§ Data items
***
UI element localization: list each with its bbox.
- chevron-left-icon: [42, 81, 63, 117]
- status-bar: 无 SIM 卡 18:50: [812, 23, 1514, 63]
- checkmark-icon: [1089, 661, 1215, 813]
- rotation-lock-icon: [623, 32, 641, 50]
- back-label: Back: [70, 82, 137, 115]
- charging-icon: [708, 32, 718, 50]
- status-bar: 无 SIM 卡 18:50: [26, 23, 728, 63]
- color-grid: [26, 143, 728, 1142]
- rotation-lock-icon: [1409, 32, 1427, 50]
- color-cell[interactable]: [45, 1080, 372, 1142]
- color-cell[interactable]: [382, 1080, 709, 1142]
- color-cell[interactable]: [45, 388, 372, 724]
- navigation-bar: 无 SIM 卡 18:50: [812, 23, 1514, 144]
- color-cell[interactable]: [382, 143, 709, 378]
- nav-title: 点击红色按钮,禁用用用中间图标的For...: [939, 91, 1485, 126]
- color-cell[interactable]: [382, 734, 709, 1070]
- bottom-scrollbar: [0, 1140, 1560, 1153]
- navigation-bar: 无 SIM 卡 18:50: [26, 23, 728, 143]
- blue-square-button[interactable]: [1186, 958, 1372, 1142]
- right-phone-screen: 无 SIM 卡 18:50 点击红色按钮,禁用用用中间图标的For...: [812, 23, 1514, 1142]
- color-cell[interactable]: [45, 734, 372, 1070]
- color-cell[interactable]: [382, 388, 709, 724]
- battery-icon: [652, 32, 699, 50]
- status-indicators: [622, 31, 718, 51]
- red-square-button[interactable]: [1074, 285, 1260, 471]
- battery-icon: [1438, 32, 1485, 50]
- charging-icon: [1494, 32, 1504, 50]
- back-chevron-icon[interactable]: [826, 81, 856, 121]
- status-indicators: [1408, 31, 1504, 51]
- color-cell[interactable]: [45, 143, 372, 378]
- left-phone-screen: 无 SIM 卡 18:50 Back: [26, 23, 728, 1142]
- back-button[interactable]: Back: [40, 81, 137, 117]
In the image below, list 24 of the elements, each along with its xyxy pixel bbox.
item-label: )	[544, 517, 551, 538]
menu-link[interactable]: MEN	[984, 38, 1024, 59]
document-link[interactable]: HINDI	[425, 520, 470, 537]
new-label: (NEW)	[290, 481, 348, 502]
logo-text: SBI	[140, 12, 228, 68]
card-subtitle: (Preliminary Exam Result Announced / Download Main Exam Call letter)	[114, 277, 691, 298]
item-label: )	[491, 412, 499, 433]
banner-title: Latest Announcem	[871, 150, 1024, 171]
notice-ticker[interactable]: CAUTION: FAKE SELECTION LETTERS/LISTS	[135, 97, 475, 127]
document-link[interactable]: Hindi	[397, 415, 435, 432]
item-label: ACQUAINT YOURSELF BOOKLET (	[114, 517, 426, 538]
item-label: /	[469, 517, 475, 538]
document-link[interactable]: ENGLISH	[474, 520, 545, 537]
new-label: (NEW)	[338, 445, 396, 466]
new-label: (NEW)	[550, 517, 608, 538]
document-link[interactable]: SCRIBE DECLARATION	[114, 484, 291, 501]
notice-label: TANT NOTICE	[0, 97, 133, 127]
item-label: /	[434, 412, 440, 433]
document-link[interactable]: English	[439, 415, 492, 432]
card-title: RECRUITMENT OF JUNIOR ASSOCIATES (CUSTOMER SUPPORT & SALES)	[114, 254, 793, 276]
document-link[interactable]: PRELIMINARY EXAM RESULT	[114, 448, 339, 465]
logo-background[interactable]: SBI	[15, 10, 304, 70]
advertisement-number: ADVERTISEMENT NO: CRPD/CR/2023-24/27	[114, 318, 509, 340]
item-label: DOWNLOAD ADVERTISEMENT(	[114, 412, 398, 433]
***
§ Work required
Copy the listing word for word, from its first line through the line that contains "- charging-icon: [708, 32, 718, 50]", including both ends.

§ Solution for this problem
UI element localization: list each with its bbox.
- chevron-left-icon: [42, 81, 63, 117]
- status-bar: 无 SIM 卡 18:50: [812, 23, 1514, 63]
- checkmark-icon: [1089, 661, 1215, 813]
- rotation-lock-icon: [623, 32, 641, 50]
- back-label: Back: [70, 82, 137, 115]
- charging-icon: [708, 32, 718, 50]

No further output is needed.